TASK DETAILS
Please transcribe the records precisely; pictures stay out of your copy.
■ ■ ■
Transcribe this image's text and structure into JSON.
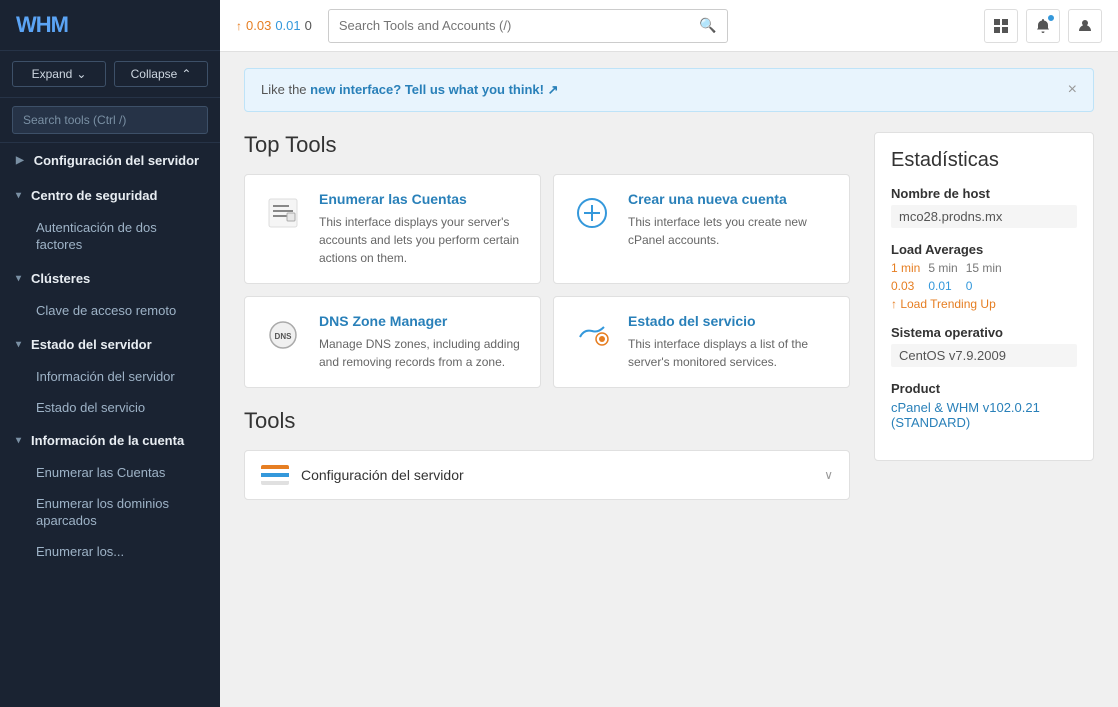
{
  "sidebar": {
    "logo": "WHM",
    "buttons": {
      "expand": "Expand",
      "collapse": "Collapse"
    },
    "search_placeholder": "Search tools (Ctrl /)",
    "nav": [
      {
        "id": "configuracion",
        "label": "Configuración del servidor",
        "expanded": false,
        "children": []
      },
      {
        "id": "seguridad",
        "label": "Centro de seguridad",
        "expanded": true,
        "children": [
          "Autenticación de dos factores"
        ]
      },
      {
        "id": "clusteres",
        "label": "Clústeres",
        "expanded": true,
        "children": [
          "Clave de acceso remoto"
        ]
      },
      {
        "id": "estado",
        "label": "Estado del servidor",
        "expanded": true,
        "children": [
          "Información del servidor",
          "Estado del servicio"
        ]
      },
      {
        "id": "cuenta",
        "label": "Información de la cuenta",
        "expanded": true,
        "children": [
          "Enumerar las Cuentas",
          "Enumerar los dominios aparcados",
          "Enumerar los..."
        ]
      }
    ]
  },
  "topbar": {
    "load_arrow": "↑",
    "load_1": "0.03",
    "load_5": "0.01",
    "load_15": "0",
    "search_placeholder": "Search Tools and Accounts (/)",
    "search_value": ""
  },
  "banner": {
    "text": "Like the",
    "link_text": "new interface?",
    "cta_text": "Tell us what you think! ↗",
    "close": "×"
  },
  "top_tools": {
    "title": "Top Tools",
    "tools": [
      {
        "id": "enumerar",
        "title": "Enumerar las Cuentas",
        "description": "This interface displays your server's accounts and lets you perform certain actions on them."
      },
      {
        "id": "crear",
        "title": "Crear una nueva cuenta",
        "description": "This interface lets you create new cPanel accounts."
      },
      {
        "id": "dns",
        "title": "DNS Zone Manager",
        "description": "Manage DNS zones, including adding and removing records from a zone."
      },
      {
        "id": "estado",
        "title": "Estado del servicio",
        "description": "This interface displays a list of the server's monitored services."
      }
    ]
  },
  "stats": {
    "title": "Estadísticas",
    "hostname_label": "Nombre de host",
    "hostname_value": "mco28.prodns.mx",
    "load_averages_label": "Load Averages",
    "load_min_labels": [
      "1 min",
      "5 min",
      "15 min"
    ],
    "load_values": [
      "0.03",
      "0.01",
      "0"
    ],
    "load_trend": "↑ Load Trending Up",
    "os_label": "Sistema operativo",
    "os_value": "CentOS v7.9.2009",
    "product_label": "Product",
    "product_value": "cPanel & WHM v102.0.21 (STANDARD)"
  },
  "tools_section": {
    "title": "Tools",
    "accordion": {
      "title": "Configuración del servidor",
      "chevron": "∨"
    }
  }
}
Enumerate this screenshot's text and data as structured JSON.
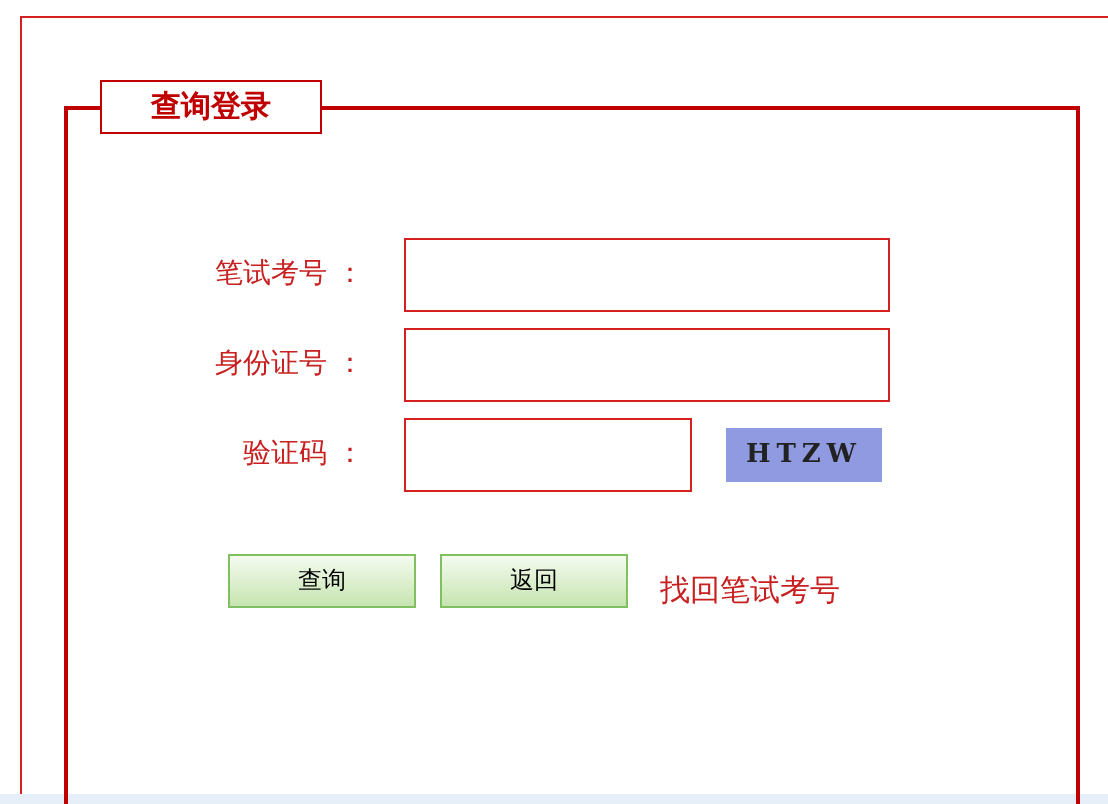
{
  "legend": "查询登录",
  "fields": [
    {
      "kind": "text",
      "label": "笔试考号 ："
    },
    {
      "kind": "text",
      "label": "身份证号 ："
    },
    {
      "kind": "captcha",
      "label": "验证码 ：",
      "captcha": "HTZW"
    }
  ],
  "buttons": [
    "查询",
    "返回"
  ],
  "link": "找回笔试考号"
}
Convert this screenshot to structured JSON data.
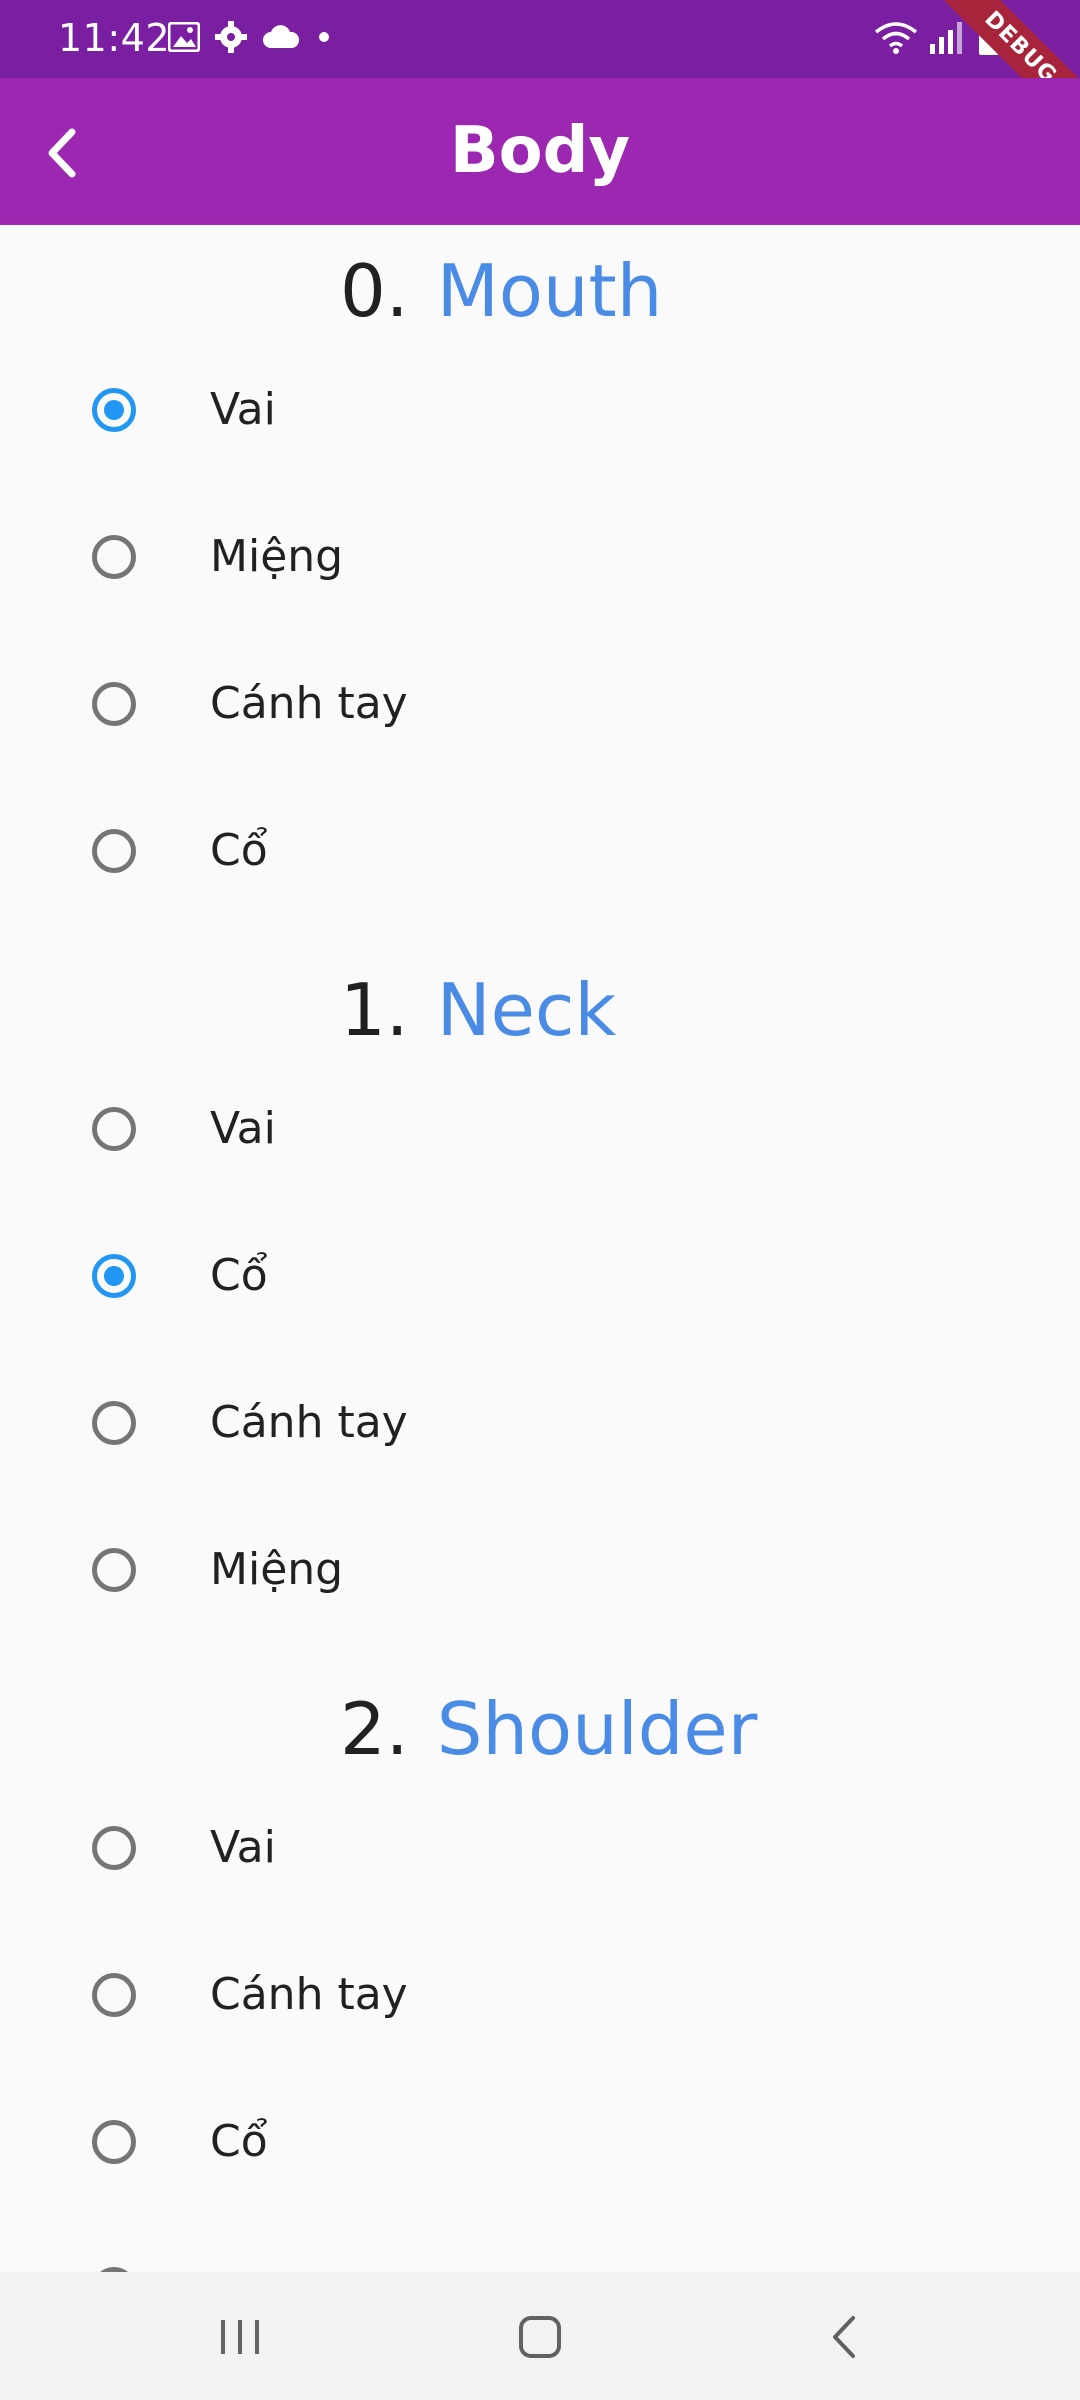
{
  "status_bar": {
    "time": "11:42",
    "left_icons": [
      "image-icon",
      "gear-icon",
      "cloud-icon",
      "dot-icon"
    ],
    "right_icons": [
      "wifi-icon",
      "signal-icon",
      "battery-icon"
    ],
    "debug_label": "DEBUG"
  },
  "app_bar": {
    "title": "Body",
    "back_icon": "back-arrow-icon"
  },
  "questions": [
    {
      "number": "0.",
      "word": "Mouth",
      "options": [
        {
          "label": "Vai",
          "selected": true
        },
        {
          "label": "Miệng",
          "selected": false
        },
        {
          "label": "Cánh tay",
          "selected": false
        },
        {
          "label": "Cổ",
          "selected": false
        }
      ]
    },
    {
      "number": "1.",
      "word": "Neck",
      "options": [
        {
          "label": "Vai",
          "selected": false
        },
        {
          "label": "Cổ",
          "selected": true
        },
        {
          "label": "Cánh tay",
          "selected": false
        },
        {
          "label": "Miệng",
          "selected": false
        }
      ]
    },
    {
      "number": "2.",
      "word": "Shoulder",
      "options": [
        {
          "label": "Vai",
          "selected": false
        },
        {
          "label": "Cánh tay",
          "selected": false
        },
        {
          "label": "Cổ",
          "selected": false
        },
        {
          "label": "",
          "selected": false
        }
      ]
    }
  ],
  "nav_bar": {
    "icons": [
      "recent-apps-icon",
      "home-icon",
      "back-icon"
    ]
  },
  "colors": {
    "status_bar": "#7b1fa2",
    "app_bar": "#9c27b0",
    "accent_blue": "#4a8be6",
    "radio_selected": "#2196f3"
  }
}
■ ■ ■
RESPONSE TO THIS EXERCISE
Transcribe this image's text and structure into JSON.
{
  "sidebar": {
    "logo": "WHM",
    "buttons": {
      "expand": "Expand",
      "collapse": "Collapse"
    },
    "search_placeholder": "Search tools (Ctrl /)",
    "nav": [
      {
        "id": "configuracion",
        "label": "Configuración del servidor",
        "expanded": false,
        "children": []
      },
      {
        "id": "seguridad",
        "label": "Centro de seguridad",
        "expanded": true,
        "children": [
          "Autenticación de dos factores"
        ]
      },
      {
        "id": "clusteres",
        "label": "Clústeres",
        "expanded": true,
        "children": [
          "Clave de acceso remoto"
        ]
      },
      {
        "id": "estado",
        "label": "Estado del servidor",
        "expanded": true,
        "children": [
          "Información del servidor",
          "Estado del servicio"
        ]
      },
      {
        "id": "cuenta",
        "label": "Información de la cuenta",
        "expanded": true,
        "children": [
          "Enumerar las Cuentas",
          "Enumerar los dominios aparcados",
          "Enumerar los..."
        ]
      }
    ]
  },
  "topbar": {
    "load_arrow": "↑",
    "load_1": "0.03",
    "load_5": "0.01",
    "load_15": "0",
    "search_placeholder": "Search Tools and Accounts (/)",
    "search_value": ""
  },
  "banner": {
    "text": "Like the",
    "link_text": "new interface?",
    "cta_text": "Tell us what you think! ↗",
    "close": "×"
  },
  "top_tools": {
    "title": "Top Tools",
    "tools": [
      {
        "id": "enumerar",
        "title": "Enumerar las Cuentas",
        "description": "This interface displays your server's accounts and lets you perform certain actions on them."
      },
      {
        "id": "crear",
        "title": "Crear una nueva cuenta",
        "description": "This interface lets you create new cPanel accounts."
      },
      {
        "id": "dns",
        "title": "DNS Zone Manager",
        "description": "Manage DNS zones, including adding and removing records from a zone."
      },
      {
        "id": "estado",
        "title": "Estado del servicio",
        "description": "This interface displays a list of the server's monitored services."
      }
    ]
  },
  "stats": {
    "title": "Estadísticas",
    "hostname_label": "Nombre de host",
    "hostname_value": "mco28.prodns.mx",
    "load_averages_label": "Load Averages",
    "load_min_labels": [
      "1 min",
      "5 min",
      "15 min"
    ],
    "load_values": [
      "0.03",
      "0.01",
      "0"
    ],
    "load_trend": "↑ Load Trending Up",
    "os_label": "Sistema operativo",
    "os_value": "CentOS v7.9.2009",
    "product_label": "Product",
    "product_value": "cPanel & WHM v102.0.21 (STANDARD)"
  },
  "tools_section": {
    "title": "Tools",
    "accordion": {
      "title": "Configuración del servidor",
      "chevron": "∨"
    }
  }
}
Enumerate this screenshot's text and data as structured JSON.
{
  "legend": "查询登录",
  "fields": [
    {
      "kind": "text",
      "label": "笔试考号 ："
    },
    {
      "kind": "text",
      "label": "身份证号 ："
    },
    {
      "kind": "captcha",
      "label": "验证码 ：",
      "captcha": "HTZW"
    }
  ],
  "buttons": [
    "查询",
    "返回"
  ],
  "link": "找回笔试考号"
}
Convert this screenshot to structured JSON data.
{
  "status_bar": {
    "time": "11:42",
    "left_icons": [
      "image-icon",
      "gear-icon",
      "cloud-icon",
      "dot-icon"
    ],
    "right_icons": [
      "wifi-icon",
      "signal-icon",
      "battery-icon"
    ],
    "debug_label": "DEBUG"
  },
  "app_bar": {
    "title": "Body",
    "back_icon": "back-arrow-icon"
  },
  "questions": [
    {
      "number": "0.",
      "word": "Mouth",
      "options": [
        {
          "label": "Vai",
          "selected": true
        },
        {
          "label": "Miệng",
          "selected": false
        },
        {
          "label": "Cánh tay",
          "selected": false
        },
        {
          "label": "Cổ",
          "selected": false
        }
      ]
    },
    {
      "number": "1.",
      "word": "Neck",
      "options": [
        {
          "label": "Vai",
          "selected": false
        },
        {
          "label": "Cổ",
          "selected": true
        },
        {
          "label": "Cánh tay",
          "selected": false
        },
        {
          "label": "Miệng",
          "selected": false
        }
      ]
    },
    {
      "number": "2.",
      "word": "Shoulder",
      "options": [
        {
          "label": "Vai",
          "selected": false
        },
        {
          "label": "Cánh tay",
          "selected": false
        },
        {
          "label": "Cổ",
          "selected": false
        },
        {
          "label": "",
          "selected": false
        }
      ]
    }
  ],
  "nav_bar": {
    "icons": [
      "recent-apps-icon",
      "home-icon",
      "back-icon"
    ]
  },
  "colors": {
    "status_bar": "#7b1fa2",
    "app_bar": "#9c27b0",
    "accent_blue": "#4a8be6",
    "radio_selected": "#2196f3"
  }
}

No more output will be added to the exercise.